— begin DOCUMENT EXTRACT —

Art and Design

An interrogation of post-colonial history

Medeine Tribinevicius

For Meleko Mokgosi, painting – as an act, object and commodity – is always political. And his approach to his work is unrelentlingly uncompromising.

Meleko Mokgosi has produced a series of huge paintings for his 'Pax Kaffraria' work, which comprises eight 'chapters' examining the history of Southern Africa.

The image of a stout-shouldered Boer goat is mesmerising. A man dressed in a teal-green farmworker’s uniform, pant cuffs tucked into white gumboots, holds the animal on a leash, striking a showman’s pose. Two solid boerbuls look on – a large male stands protectively over a seated puppy.

In a second canvas, a pair of middle-aged women converse by an open window, a green chalkboard on one wall betraying the space as a classroom, while a louche martinet lounges in a chair gazing at a third image. We watch him watching several rows of schoolgirls, feet clad in black shoes and white socks, faces and uniformed torsos obscured by an over-painted black box. The visual obstruction is just transparent enough to discern a row of crossed arms and distinct faces – faces that are both exposed and negated by the filter of black paint.

These three enormous canvasses (the smallest measures just over 2m x 2m), hang edge to edge, constituting a stunning triptych titled Fully Belly II (2014). They are part of Meleko Mokgosi’s large-scale – in size, time line, and ambition – Pax Kaffraria series (2010-2014).

A couple of months after first seeing his work, I sit down to chat with Mokgosi at an organic brunch spot in the Lower East Side of New York. He’s a quiet man with a gentle face and a grey beard that makes me think he’s older than his 33 years. We chose not to meet at his Sunset Park studio where he works because, as he puts it: “It’s empty.”

Barely a week before our meeting, his first solo show with Honor Fraser Gallery in Los Angeles opened, and all of his most recent works – the final three suites of Pax Kaffraria – are on display.

— end DOCUMENT EXTRACT —
— begin COLLECTED MATERIAL —

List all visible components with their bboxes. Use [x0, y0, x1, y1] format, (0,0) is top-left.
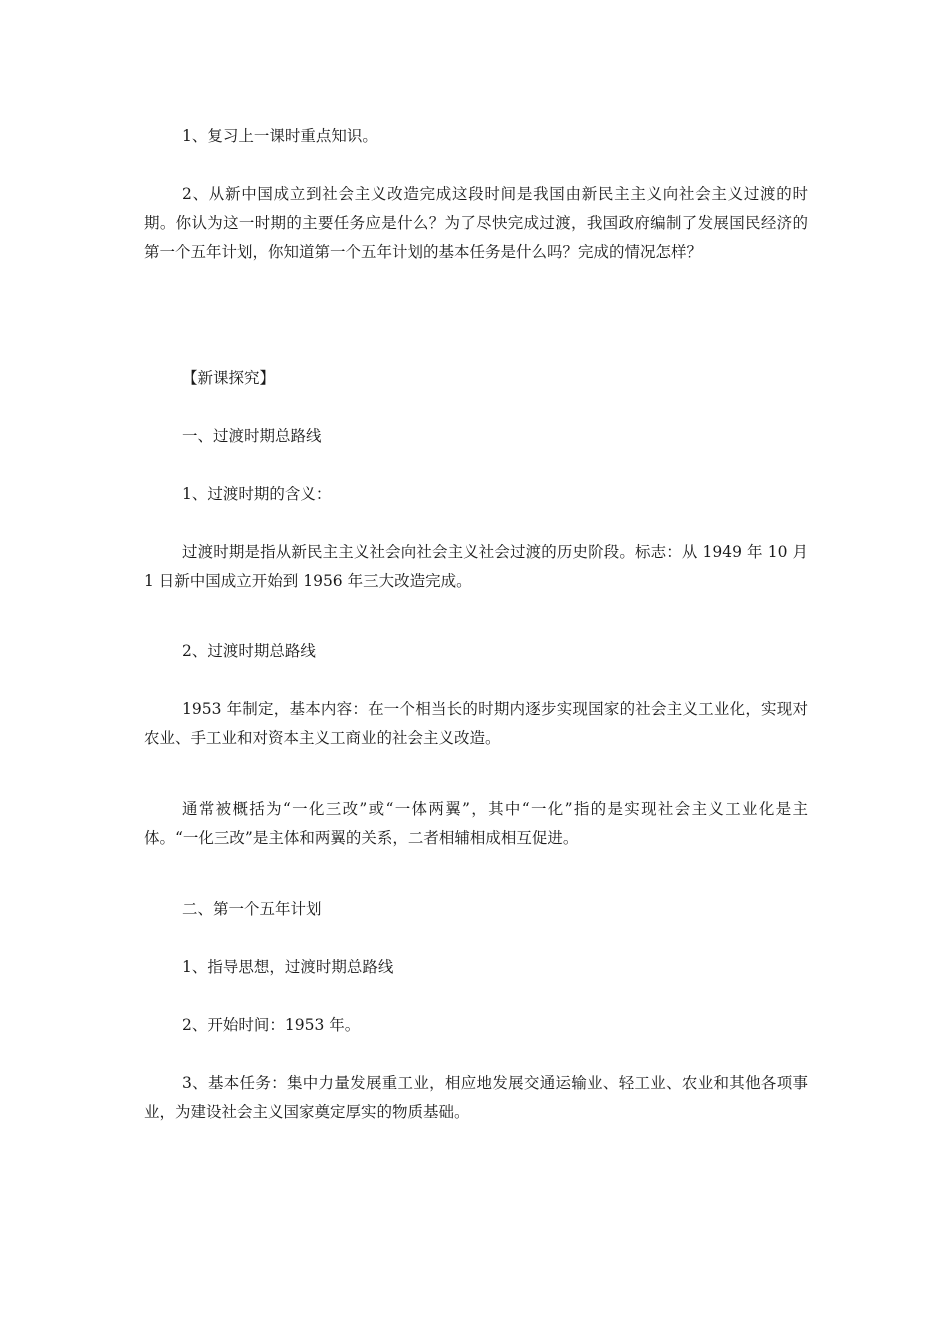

— end COLLECTED MATERIAL —

● **WHAT TO DO**:
A - According to the Meleko Mokgosi article, where is the studio in which he works?
B - List the three things the Meleko Mokgosi article says painting is, as the political thing it always is for him.
C - Resume the Meleko Mokgosi article after its last sentence.

● **EXPECTED ANSWERS**:
A - His studio is in Sunset Park.

B - An act, an object, and a commodity.

C -
Pax Kaffraria is a work comprising eight “chapters”; each including a number of works that constitute sub-chapters. Very broadly speaking, the theme of the work is a re-narrativisation of the history of Southern Africa, spanning Mokgosi’s home country of Botswana outwards into neighbouring Zambia, Zimbabwe, South Africa and Namibia. The images are characterised by a precise painting style, prominent blank canvas backgrounds, and distinct, almost mythologised figures ranging from day labourers and housekeepers to tribal chiefs and military generals. It’s a work that if shown in its entirety would engulf an institution. And that’s kind of the point.

Born and raised
Raised in the town of Maun in Botswana, Mokgosi attended high school in the capital, Gaborone, on a government scholarship. It was there that he started painting, encouraged by a supportive teacher. After high school he took an opportunity to study abroad, again on a scholarship, completing a BA in Studio Art at Williams College in Massachusetts in the United States in 2007.

But it was his participation in the independent study programme at the Whitney in New York in 2008/2009 that really pushed his budding career in its current epic direction.

“I was the youngest one there,” he says, “the least experienced.”


Botswana-born artist Meleko Mokgosi.

At Whitney he met artist Mary Kelly and the two formed a bond – Mokgosi completed a masters in fine arts at the University of California, Los Angeles, under her mentorship. Kelly’s influence is clear: she works in large-scale, narrative installations. But that’s where the similarity ends. Kelly’s images are delicate, and she is best known for works made of compressed drying-machine lint.

Mokgosi is a rare breed in today’s art world – a pure painter. His work is grounded in classical training, both in terms of technique – his early influences include Caravaggio and Vermeer – and in his approach to the theories of art history.

Unlearning how to paint
Over the course of the Whitney residency Mokgosi came into his own. “That was when a practice became a practice,” he tells me. “At Whitney I unlearned how to paint.” This unlearning started at the most basic first steps of the painting process.

“When you paint, you stretch a canvas first and then you prime it in white,” Mokgosi explains. “The art world takes this white background for granted.” So after stretching his canvasses Mokgosi instead primes them with a clear coat. Even this seemingly neutral first-step is minutely considered. In Mokgosi’s work everything is accounted for. The clear primer also means he cannot over-paint in order to correct his errors. The canvas registers all marks; there are no mistakes.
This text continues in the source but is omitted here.